■ **EXTRACTED DATA**:
-=-=-=-=-

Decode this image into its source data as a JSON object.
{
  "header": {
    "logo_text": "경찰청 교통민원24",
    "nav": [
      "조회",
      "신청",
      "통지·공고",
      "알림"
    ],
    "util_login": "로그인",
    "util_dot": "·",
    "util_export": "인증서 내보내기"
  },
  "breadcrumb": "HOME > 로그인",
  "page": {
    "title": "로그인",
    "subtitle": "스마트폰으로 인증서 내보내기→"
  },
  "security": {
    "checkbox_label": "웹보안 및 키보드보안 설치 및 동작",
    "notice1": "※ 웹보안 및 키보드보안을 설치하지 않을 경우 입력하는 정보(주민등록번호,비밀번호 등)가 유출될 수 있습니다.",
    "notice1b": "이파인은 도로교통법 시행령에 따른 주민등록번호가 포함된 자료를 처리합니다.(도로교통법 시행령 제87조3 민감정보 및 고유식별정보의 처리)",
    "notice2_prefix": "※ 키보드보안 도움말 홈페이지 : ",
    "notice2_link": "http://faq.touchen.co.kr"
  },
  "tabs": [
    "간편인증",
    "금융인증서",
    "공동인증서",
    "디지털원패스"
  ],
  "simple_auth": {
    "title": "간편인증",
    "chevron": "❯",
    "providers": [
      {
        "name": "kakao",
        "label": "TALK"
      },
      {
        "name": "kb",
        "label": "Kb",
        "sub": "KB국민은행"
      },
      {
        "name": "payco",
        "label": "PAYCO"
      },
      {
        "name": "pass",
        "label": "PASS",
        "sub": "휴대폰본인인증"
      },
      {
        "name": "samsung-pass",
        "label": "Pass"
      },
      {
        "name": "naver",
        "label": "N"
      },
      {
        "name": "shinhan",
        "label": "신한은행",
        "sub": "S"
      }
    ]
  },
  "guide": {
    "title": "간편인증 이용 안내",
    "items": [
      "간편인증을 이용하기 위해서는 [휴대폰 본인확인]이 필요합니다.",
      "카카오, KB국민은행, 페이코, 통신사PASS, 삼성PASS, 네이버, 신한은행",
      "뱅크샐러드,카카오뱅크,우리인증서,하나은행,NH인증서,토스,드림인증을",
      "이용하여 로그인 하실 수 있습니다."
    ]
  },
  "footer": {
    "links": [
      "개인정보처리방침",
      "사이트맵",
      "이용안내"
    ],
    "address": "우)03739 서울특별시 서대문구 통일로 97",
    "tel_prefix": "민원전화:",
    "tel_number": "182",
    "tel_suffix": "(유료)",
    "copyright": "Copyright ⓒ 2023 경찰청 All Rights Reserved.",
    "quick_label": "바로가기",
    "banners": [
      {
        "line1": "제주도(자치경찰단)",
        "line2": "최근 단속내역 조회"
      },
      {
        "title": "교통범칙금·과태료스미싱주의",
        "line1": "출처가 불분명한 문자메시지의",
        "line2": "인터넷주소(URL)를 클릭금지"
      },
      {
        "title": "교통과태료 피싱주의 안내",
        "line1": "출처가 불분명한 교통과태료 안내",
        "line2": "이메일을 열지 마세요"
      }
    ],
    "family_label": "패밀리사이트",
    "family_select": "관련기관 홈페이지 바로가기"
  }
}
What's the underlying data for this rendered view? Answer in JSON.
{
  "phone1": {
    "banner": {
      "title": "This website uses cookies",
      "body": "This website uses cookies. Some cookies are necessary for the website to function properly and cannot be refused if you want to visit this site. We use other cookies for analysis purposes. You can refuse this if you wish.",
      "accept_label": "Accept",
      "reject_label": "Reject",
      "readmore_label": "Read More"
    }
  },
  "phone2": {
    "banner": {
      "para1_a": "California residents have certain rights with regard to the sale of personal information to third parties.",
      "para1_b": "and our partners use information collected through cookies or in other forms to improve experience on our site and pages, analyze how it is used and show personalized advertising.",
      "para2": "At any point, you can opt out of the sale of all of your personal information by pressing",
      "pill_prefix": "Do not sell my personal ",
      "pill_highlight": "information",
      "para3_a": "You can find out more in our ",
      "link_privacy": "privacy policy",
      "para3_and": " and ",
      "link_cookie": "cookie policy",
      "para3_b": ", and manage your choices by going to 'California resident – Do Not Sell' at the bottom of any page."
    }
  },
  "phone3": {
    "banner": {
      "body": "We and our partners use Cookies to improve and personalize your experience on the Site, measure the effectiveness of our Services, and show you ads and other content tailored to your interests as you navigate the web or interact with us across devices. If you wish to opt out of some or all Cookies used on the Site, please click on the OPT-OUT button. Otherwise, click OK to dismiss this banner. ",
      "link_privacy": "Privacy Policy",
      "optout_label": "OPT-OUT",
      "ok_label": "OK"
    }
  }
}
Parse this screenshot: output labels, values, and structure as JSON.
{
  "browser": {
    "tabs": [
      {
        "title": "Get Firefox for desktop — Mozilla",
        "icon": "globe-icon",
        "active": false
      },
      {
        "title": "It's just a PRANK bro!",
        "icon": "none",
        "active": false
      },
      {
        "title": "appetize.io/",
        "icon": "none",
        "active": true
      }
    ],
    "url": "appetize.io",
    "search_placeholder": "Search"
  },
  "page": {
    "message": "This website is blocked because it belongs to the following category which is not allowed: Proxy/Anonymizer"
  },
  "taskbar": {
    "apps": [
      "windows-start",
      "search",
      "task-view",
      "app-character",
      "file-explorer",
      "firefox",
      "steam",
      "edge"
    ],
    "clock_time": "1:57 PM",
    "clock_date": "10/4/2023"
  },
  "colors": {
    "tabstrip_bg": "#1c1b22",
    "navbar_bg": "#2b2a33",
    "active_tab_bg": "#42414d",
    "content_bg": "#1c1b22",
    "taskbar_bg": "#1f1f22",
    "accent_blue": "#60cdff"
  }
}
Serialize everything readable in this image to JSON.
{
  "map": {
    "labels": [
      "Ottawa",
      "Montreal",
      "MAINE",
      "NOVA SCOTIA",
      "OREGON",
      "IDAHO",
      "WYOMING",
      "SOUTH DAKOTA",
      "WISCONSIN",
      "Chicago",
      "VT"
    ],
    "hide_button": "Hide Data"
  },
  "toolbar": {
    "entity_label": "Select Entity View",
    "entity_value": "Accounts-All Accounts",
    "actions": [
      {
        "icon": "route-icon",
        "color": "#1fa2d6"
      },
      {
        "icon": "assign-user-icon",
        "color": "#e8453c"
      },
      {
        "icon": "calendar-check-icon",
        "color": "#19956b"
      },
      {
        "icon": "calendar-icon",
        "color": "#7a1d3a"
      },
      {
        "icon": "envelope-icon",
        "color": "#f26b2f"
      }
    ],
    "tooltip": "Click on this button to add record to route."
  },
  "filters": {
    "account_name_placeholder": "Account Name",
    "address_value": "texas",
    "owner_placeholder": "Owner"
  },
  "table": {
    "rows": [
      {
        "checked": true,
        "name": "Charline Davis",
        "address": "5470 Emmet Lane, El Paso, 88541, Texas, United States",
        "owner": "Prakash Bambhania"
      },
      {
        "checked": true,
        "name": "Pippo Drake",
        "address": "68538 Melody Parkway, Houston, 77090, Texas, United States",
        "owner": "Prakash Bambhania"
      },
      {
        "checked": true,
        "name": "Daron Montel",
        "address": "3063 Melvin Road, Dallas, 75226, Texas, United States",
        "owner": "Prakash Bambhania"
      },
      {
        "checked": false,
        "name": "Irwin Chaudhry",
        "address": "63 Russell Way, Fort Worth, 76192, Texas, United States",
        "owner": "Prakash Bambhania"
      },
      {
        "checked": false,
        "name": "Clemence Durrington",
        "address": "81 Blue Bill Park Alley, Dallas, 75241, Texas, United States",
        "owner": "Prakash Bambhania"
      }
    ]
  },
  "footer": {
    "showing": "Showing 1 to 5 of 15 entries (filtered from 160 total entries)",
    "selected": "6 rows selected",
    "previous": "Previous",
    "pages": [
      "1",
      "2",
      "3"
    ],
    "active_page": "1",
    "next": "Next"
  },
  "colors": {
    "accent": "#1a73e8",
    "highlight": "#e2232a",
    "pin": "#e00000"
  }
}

-=-=-=-=-

■ **PROBLEM STATEMENT**: Copy each line of the listing in which the word "your" can be found.

■ **WRITTEN SOLUTION**:
      "para2": "At any point, you can opt out of the sale of all of your personal information by pressing",
      "para3_b": ", and manage your choices by going to 'California resident – Do Not Sell' at the bottom of any page."
      "body": "We and our partners use Cookies to improve and personalize your experience on the Site, measure the effectiveness of our Services, and show you ads and other content tailored to your interests as you navigate the web or interact with us across devices. If you wish to opt out of some or all Cookies used on the Site, please click on the OPT-OUT button. Otherwise, click OK to dismiss this banner. ",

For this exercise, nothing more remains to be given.